• **Written task A**
Answer these questions using the Docker fix pull request:
(i) What exit code do the cont-init hooks return?
(ii) What helper does the change add to docker/stage2-hook.sh?
(iii) Which issue number does the pull request fix?

• **Document section**
────────

Skip to content

fix(docker): boot non-root containers, skip the s6-setuidgid drop when already unprivileged.#34837

Merged
benbarclay merged 1 commit into
NousResearch:mainfrom
IAvecilla:fix/non-root-s6-boot-loop
Jun 1, 2026
Merged

fix(docker): boot non-root containers, skip the s6-setuidgid drop when already unprivileged.#34837
benbarclay merged 1 commit into
NousResearch:mainfrom
IAvecilla:fix/non-root-s6-boot-loop

Conversation

@IAvecilla

@IAvecilla IAvecilla commented May 29, 2026

Copy link
Copy Markdown
Contributor

What does this PR do?

Fixes the s6-overlay boot loop that hits any container started as a non-root user.
The container drops privileges to the unprivileged hermes user via s6-setuidgid hermes <cmd> in every boot script. s6-setuidgid calls setgroups(), which requires CAP_SETGID. A container started as root has it; a container started non-root does not, so every s6-setuidgid invocation dies with:

s6-applyuidgid: fatal: unable to set supplementary group list: Operation not permitted

The cont-init hooks exit 111 and the supervised services crash-loop, so the container never finishes booting.

The fix guards each privilege drop: if already non-root, run the command directly; only call s6-setuidgid when we're root (there's something to drop). This restores the v0.14 behavior for non-root containers while leaving root containers byte-for-byte unchanged.

Related Issue

Fixes #34648

Type of Change

  • 🐛 Bug fix (non-breaking change that fixes an issue)
  • ✨ New feature (non-breaking change that adds functionality)
  • 🔒 Security fix
  • 📝 Documentation update
  • ✅ Tests (adding or improving test coverage)
  • ♻️ Refactor (no behavior change)
  • 🎯 New skill (bundled or hub)

Changes Made

All changes apply the same guard: [ "$(id -u)" = 0 ] → only drop via s6-setuidgid when root; otherwise exec directly.

  • docker/main-wrapper.sh: add a drop() helper and route the three CMD exec paths through it.
  • docker/stage2-hook.sh: add an as_hermes() helper; route the four inline drops (mkdir / tee / cp / skills-sync) through it.
  • docker/cont-init.d/02-reconcile-profiles: guard the container_boot drop.
  • docker/s6-rc.d/dashboard/run: guard the dashboard drop (command/flags unchanged).
  • hermes_cli/service_manager.py: guard the generated per-profile gateway run and log run scripts (_render_gateway_run / _render_log_run) — these were the second set of drops, emitted at runtime.

────────

• **Data for processing**
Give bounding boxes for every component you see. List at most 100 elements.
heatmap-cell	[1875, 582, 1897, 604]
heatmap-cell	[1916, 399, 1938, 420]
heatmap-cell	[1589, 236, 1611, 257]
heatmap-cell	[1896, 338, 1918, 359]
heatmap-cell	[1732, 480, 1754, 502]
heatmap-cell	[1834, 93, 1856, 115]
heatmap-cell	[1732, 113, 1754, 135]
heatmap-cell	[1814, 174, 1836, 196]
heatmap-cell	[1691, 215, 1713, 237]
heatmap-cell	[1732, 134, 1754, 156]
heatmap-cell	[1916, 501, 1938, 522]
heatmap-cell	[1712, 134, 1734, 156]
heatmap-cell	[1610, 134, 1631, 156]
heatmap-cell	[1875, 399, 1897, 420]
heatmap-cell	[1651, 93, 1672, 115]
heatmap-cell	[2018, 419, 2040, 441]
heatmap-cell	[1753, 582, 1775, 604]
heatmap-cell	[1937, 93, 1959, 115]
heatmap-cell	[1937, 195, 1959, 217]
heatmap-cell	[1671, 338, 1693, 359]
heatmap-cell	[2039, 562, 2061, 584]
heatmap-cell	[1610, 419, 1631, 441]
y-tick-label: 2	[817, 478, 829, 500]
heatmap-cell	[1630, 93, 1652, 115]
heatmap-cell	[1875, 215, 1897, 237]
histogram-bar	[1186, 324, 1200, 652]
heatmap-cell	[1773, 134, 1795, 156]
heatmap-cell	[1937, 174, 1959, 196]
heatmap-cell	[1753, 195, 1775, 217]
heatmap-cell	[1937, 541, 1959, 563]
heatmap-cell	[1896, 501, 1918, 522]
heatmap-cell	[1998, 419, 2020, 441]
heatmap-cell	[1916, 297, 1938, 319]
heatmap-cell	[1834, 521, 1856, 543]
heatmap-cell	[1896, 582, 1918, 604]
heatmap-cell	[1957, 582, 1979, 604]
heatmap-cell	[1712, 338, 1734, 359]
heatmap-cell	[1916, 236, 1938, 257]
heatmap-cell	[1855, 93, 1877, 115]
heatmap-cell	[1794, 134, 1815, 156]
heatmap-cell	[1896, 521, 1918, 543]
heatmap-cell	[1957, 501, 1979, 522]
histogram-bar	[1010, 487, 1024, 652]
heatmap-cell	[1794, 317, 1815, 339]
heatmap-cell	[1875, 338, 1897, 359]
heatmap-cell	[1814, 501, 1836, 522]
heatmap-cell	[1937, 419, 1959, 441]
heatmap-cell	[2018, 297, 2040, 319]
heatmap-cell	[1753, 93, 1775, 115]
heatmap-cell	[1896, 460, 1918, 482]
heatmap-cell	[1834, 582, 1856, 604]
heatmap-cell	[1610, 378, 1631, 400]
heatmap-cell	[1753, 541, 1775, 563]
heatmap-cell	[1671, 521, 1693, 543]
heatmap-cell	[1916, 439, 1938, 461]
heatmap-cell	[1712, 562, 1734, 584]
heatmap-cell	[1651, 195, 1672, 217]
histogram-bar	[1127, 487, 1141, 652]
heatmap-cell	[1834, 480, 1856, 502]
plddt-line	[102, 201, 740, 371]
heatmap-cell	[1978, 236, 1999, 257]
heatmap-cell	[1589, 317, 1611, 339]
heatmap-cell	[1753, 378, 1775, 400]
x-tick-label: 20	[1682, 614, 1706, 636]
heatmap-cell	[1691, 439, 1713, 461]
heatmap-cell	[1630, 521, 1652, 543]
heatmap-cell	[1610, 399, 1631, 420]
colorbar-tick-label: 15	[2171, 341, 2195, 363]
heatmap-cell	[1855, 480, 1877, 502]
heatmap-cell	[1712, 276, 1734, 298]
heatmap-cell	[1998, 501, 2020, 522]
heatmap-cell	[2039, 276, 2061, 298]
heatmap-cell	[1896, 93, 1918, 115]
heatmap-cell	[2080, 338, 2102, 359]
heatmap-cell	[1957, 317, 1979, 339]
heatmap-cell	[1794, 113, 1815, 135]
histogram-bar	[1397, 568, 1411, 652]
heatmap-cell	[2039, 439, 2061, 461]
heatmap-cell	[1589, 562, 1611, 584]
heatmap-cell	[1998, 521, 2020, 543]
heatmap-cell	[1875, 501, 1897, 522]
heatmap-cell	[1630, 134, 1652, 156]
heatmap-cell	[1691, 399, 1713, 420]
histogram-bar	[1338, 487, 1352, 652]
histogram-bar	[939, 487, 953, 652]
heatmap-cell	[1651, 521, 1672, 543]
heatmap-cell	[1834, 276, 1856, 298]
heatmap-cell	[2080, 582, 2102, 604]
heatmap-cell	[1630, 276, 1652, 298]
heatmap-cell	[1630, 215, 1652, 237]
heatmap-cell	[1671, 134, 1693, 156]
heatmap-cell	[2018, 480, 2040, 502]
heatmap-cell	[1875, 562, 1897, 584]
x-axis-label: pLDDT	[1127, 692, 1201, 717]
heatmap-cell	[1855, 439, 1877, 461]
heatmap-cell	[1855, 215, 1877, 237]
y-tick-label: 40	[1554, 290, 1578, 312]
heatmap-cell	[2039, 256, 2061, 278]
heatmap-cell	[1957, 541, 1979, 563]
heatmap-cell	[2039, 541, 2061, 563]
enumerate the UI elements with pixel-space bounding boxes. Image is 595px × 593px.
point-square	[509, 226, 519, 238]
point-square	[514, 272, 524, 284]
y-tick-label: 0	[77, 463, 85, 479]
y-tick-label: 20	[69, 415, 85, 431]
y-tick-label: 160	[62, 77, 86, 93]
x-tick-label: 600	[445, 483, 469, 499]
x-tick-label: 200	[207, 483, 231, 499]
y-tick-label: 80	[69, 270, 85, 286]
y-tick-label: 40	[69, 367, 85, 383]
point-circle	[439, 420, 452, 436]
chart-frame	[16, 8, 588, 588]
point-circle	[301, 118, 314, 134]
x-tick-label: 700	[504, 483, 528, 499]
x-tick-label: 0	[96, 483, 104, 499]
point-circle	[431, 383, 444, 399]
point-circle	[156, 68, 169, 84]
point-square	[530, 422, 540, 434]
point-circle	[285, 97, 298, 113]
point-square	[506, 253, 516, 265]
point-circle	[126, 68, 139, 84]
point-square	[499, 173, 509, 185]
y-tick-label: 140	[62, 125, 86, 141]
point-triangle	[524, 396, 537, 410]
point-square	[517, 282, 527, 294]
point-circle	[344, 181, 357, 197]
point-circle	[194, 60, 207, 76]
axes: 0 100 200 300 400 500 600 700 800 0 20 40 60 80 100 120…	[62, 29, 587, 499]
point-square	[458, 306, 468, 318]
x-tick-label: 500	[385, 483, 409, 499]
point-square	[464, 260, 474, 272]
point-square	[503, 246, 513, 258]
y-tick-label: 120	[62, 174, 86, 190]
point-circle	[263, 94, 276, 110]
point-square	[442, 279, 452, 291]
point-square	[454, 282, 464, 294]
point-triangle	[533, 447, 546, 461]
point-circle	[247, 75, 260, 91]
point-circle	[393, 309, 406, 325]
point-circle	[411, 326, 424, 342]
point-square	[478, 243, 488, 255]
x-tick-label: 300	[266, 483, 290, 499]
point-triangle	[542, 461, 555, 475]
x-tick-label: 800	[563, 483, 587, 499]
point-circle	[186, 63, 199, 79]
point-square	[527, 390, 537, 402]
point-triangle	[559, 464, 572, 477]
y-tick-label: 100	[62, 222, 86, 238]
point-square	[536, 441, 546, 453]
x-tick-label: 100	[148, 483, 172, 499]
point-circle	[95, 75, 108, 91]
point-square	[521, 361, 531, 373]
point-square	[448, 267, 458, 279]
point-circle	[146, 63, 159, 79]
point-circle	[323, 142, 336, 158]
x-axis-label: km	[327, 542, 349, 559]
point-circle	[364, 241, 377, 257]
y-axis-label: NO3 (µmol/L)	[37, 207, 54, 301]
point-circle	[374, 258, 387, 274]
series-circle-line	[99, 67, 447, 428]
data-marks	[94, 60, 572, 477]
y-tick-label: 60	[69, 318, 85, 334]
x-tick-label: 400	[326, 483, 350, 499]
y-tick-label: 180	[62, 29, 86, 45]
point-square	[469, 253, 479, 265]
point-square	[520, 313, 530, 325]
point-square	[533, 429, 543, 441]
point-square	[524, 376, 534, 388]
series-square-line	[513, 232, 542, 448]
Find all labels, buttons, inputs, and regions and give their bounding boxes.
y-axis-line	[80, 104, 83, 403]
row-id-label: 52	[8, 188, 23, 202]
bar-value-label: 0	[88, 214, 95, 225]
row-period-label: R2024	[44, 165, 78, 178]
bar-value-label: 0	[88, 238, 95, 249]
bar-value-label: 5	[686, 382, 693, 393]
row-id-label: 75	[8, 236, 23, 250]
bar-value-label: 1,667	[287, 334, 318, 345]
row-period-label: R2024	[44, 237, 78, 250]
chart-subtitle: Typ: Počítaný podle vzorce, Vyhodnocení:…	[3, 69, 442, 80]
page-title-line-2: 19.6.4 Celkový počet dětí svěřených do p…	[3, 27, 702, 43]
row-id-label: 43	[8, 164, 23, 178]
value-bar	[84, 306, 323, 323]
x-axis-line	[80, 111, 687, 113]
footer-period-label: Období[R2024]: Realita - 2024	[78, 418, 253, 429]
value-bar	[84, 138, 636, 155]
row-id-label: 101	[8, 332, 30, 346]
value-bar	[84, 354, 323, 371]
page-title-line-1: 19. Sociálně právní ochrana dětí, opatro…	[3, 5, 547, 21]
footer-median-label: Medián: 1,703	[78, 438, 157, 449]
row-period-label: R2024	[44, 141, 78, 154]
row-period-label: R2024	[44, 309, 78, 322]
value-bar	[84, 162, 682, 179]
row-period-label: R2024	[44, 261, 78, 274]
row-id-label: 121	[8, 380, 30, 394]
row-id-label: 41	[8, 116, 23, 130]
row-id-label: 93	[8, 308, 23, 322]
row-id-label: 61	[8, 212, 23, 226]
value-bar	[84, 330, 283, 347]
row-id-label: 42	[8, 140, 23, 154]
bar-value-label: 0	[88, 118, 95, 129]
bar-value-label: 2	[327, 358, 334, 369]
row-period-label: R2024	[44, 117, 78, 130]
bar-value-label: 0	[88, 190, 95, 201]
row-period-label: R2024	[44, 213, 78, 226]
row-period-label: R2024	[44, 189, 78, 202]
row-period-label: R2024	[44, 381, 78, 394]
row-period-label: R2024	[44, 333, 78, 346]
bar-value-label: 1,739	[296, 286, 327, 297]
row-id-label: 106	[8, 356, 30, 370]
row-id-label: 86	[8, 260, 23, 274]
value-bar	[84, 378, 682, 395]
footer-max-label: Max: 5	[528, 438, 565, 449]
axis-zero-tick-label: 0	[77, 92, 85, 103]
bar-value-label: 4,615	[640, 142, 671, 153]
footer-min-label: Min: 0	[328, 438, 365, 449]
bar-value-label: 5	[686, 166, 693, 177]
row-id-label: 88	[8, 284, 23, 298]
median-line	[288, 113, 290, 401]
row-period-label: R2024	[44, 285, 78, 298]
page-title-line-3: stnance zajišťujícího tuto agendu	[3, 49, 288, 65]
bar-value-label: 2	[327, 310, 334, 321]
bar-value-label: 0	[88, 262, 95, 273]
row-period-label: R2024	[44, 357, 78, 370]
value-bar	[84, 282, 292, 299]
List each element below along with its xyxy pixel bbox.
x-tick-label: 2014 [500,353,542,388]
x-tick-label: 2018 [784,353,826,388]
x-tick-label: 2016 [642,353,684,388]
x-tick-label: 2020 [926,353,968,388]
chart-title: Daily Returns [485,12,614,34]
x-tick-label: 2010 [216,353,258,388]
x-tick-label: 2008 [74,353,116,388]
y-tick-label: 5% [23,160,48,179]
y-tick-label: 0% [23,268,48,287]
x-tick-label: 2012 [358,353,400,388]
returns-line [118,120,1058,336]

────────

• **Written task B**
Rewrite only the records, starting at their first line and ending at the line that contains "419, 2040, 441]". Replace "heatmap-cell" with "matrix-cell" throughout and leave all else unchanged.

• **Full response A**
(i) 111
(ii) as_hermes()
(iii) #34648

• **Full response B**
Give bounding boxes for every component you see. List at most 100 elements.
matrix-cell	[1875, 582, 1897, 604]
matrix-cell	[1916, 399, 1938, 420]
matrix-cell	[1589, 236, 1611, 257]
matrix-cell	[1896, 338, 1918, 359]
matrix-cell	[1732, 480, 1754, 502]
matrix-cell	[1834, 93, 1856, 115]
matrix-cell	[1732, 113, 1754, 135]
matrix-cell	[1814, 174, 1836, 196]
matrix-cell	[1691, 215, 1713, 237]
matrix-cell	[1732, 134, 1754, 156]
matrix-cell	[1916, 501, 1938, 522]
matrix-cell	[1712, 134, 1734, 156]
matrix-cell	[1610, 134, 1631, 156]
matrix-cell	[1875, 399, 1897, 420]
matrix-cell	[1651, 93, 1672, 115]
matrix-cell	[2018, 419, 2040, 441]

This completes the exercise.